-- Begin DATA LISTING --

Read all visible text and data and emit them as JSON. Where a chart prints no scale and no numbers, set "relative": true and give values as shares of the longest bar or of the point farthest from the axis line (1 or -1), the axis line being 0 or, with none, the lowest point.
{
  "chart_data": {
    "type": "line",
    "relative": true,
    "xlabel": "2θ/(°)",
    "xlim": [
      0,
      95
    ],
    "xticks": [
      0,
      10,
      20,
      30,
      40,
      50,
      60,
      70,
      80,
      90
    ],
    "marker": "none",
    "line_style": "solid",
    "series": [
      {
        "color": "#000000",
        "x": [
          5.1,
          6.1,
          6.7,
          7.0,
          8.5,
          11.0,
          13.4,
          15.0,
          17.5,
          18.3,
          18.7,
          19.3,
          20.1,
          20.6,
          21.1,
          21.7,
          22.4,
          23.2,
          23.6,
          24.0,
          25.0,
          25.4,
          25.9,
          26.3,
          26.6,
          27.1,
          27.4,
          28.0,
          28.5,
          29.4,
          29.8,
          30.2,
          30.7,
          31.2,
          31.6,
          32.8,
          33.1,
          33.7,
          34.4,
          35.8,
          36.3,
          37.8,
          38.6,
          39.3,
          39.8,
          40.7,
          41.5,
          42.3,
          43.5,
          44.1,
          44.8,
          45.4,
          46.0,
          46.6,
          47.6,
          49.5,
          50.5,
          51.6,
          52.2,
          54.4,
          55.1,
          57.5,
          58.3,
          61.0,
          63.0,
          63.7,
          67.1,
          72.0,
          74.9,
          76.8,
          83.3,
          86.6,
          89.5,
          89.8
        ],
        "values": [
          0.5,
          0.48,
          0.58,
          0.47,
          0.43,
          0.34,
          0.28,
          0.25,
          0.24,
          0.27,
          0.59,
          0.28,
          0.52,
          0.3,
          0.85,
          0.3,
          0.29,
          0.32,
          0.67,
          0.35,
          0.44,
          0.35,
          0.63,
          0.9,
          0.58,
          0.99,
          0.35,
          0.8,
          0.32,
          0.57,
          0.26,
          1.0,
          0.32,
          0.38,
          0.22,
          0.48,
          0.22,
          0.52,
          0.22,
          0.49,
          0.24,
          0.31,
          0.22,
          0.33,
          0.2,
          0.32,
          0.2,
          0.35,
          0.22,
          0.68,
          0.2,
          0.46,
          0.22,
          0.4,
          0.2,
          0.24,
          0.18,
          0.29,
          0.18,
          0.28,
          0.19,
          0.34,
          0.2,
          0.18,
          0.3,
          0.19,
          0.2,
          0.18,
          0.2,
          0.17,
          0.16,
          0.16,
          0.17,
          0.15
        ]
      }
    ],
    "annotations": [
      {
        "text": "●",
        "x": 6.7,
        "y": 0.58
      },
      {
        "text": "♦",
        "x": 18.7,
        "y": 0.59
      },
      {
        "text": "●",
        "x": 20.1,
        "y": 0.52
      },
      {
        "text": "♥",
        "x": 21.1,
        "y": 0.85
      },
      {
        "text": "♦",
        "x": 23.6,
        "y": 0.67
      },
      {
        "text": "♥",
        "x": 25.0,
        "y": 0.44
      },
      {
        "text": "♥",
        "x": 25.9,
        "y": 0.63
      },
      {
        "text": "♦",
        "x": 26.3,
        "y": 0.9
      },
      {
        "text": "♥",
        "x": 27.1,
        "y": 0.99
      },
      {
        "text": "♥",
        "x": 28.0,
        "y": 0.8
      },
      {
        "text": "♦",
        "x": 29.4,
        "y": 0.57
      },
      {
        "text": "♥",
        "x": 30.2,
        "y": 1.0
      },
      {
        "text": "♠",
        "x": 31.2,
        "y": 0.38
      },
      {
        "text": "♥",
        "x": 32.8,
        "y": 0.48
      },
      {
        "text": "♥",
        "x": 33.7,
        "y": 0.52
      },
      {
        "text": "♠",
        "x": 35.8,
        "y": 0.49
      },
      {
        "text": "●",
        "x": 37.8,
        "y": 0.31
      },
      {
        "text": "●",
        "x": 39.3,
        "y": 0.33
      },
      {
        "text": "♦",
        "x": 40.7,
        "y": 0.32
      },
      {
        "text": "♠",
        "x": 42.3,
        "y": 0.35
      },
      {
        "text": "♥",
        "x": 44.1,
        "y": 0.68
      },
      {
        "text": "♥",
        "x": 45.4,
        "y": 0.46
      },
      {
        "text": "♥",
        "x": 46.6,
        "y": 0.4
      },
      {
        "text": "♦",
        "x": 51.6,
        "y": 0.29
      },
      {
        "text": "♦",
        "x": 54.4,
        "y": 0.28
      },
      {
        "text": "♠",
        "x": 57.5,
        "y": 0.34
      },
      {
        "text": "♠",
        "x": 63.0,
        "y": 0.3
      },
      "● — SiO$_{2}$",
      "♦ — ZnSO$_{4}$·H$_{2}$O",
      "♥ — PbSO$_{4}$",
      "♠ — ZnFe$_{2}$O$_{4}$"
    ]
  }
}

-- End DATA LISTING --

EXERCISE OBJECTIVE
Set down the entries above again, word for word.

EXERCISE ANSWER
Read all visible text and data and emit them as JSON. Where a chart prints no scale and no numbers, set "relative": true and give values as shares of the longest bar or of the point farthest from the axis line (1 or -1), the axis line being 0 or, with none, the lowest point.
{
  "chart_data": {
    "type": "line",
    "relative": true,
    "xlabel": "2θ/(°)",
    "xlim": [
      0,
      95
    ],
    "xticks": [
      0,
      10,
      20,
      30,
      40,
      50,
      60,
      70,
      80,
      90
    ],
    "marker": "none",
    "line_style": "solid",
    "series": [
      {
        "color": "#000000",
        "x": [
          5.1,
          6.1,
          6.7,
          7.0,
          8.5,
          11.0,
          13.4,
          15.0,
          17.5,
          18.3,
          18.7,
          19.3,
          20.1,
          20.6,
          21.1,
          21.7,
          22.4,
          23.2,
          23.6,
          24.0,
          25.0,
          25.4,
          25.9,
          26.3,
          26.6,
          27.1,
          27.4,
          28.0,
          28.5,
          29.4,
          29.8,
          30.2,
          30.7,
          31.2,
          31.6,
          32.8,
          33.1,
          33.7,
          34.4,
          35.8,
          36.3,
          37.8,
          38.6,
          39.3,
          39.8,
          40.7,
          41.5,
          42.3,
          43.5,
          44.1,
          44.8,
          45.4,
          46.0,
          46.6,
          47.6,
          49.5,
          50.5,
          51.6,
          52.2,
          54.4,
          55.1,
          57.5,
          58.3,
          61.0,
          63.0,
          63.7,
          67.1,
          72.0,
          74.9,
          76.8,
          83.3,
          86.6,
          89.5,
          89.8
        ],
        "values": [
          0.5,
          0.48,
          0.58,
          0.47,
          0.43,
          0.34,
          0.28,
          0.25,
          0.24,
          0.27,
          0.59,
          0.28,
          0.52,
          0.3,
          0.85,
          0.3,
          0.29,
          0.32,
          0.67,
          0.35,
          0.44,
          0.35,
          0.63,
          0.9,
          0.58,
          0.99,
          0.35,
          0.8,
          0.32,
          0.57,
          0.26,
          1.0,
          0.32,
          0.38,
          0.22,
          0.48,
          0.22,
          0.52,
          0.22,
          0.49,
          0.24,
          0.31,
          0.22,
          0.33,
          0.2,
          0.32,
          0.2,
          0.35,
          0.22,
          0.68,
          0.2,
          0.46,
          0.22,
          0.4,
          0.2,
          0.24,
          0.18,
          0.29,
          0.18,
          0.28,
          0.19,
          0.34,
          0.2,
          0.18,
          0.3,
          0.19,
          0.2,
          0.18,
          0.2,
          0.17,
          0.16,
          0.16,
          0.17,
          0.15
        ]
      }
    ],
    "annotations": [
      {
        "text": "●",
        "x": 6.7,
        "y": 0.58
      },
      {
        "text": "♦",
        "x": 18.7,
        "y": 0.59
      },
      {
        "text": "●",
        "x": 20.1,
        "y": 0.52
      },
      {
        "text": "♥",
        "x": 21.1,
        "y": 0.85
      },
      {
        "text": "♦",
        "x": 23.6,
        "y": 0.67
      },
      {
        "text": "♥",
        "x": 25.0,
        "y": 0.44
      },
      {
        "text": "♥",
        "x": 25.9,
        "y": 0.63
      },
      {
        "text": "♦",
        "x": 26.3,
        "y": 0.9
      },
      {
        "text": "♥",
        "x": 27.1,
        "y": 0.99
      },
      {
        "text": "♥",
        "x": 28.0,
        "y": 0.8
      },
      {
        "text": "♦",
        "x": 29.4,
        "y": 0.57
      },
      {
        "text": "♥",
        "x": 30.2,
        "y": 1.0
      },
      {
        "text": "♠",
        "x": 31.2,
        "y": 0.38
      },
      {
        "text": "♥",
        "x": 32.8,
        "y": 0.48
      },
      {
        "text": "♥",
        "x": 33.7,
        "y": 0.52
      },
      {
        "text": "♠",
        "x": 35.8,
        "y": 0.49
      },
      {
        "text": "●",
        "x": 37.8,
        "y": 0.31
      },
      {
        "text": "●",
        "x": 39.3,
        "y": 0.33
      },
      {
        "text": "♦",
        "x": 40.7,
        "y": 0.32
      },
      {
        "text": "♠",
        "x": 42.3,
        "y": 0.35
      },
      {
        "text": "♥",
        "x": 44.1,
        "y": 0.68
      },
      {
        "text": "♥",
        "x": 45.4,
        "y": 0.46
      },
      {
        "text": "♥",
        "x": 46.6,
        "y": 0.4
      },
      {
        "text": "♦",
        "x": 51.6,
        "y": 0.29
      },
      {
        "text": "♦",
        "x": 54.4,
        "y": 0.28
      },
      {
        "text": "♠",
        "x": 57.5,
        "y": 0.34
      },
      {
        "text": "♠",
        "x": 63.0,
        "y": 0.3
      },
      "● — SiO$_{2}$",
      "♦ — ZnSO$_{4}$·H$_{2}$O",
      "♥ — PbSO$_{4}$",
      "♠ — ZnFe$_{2}$O$_{4}$"
    ]
  }
}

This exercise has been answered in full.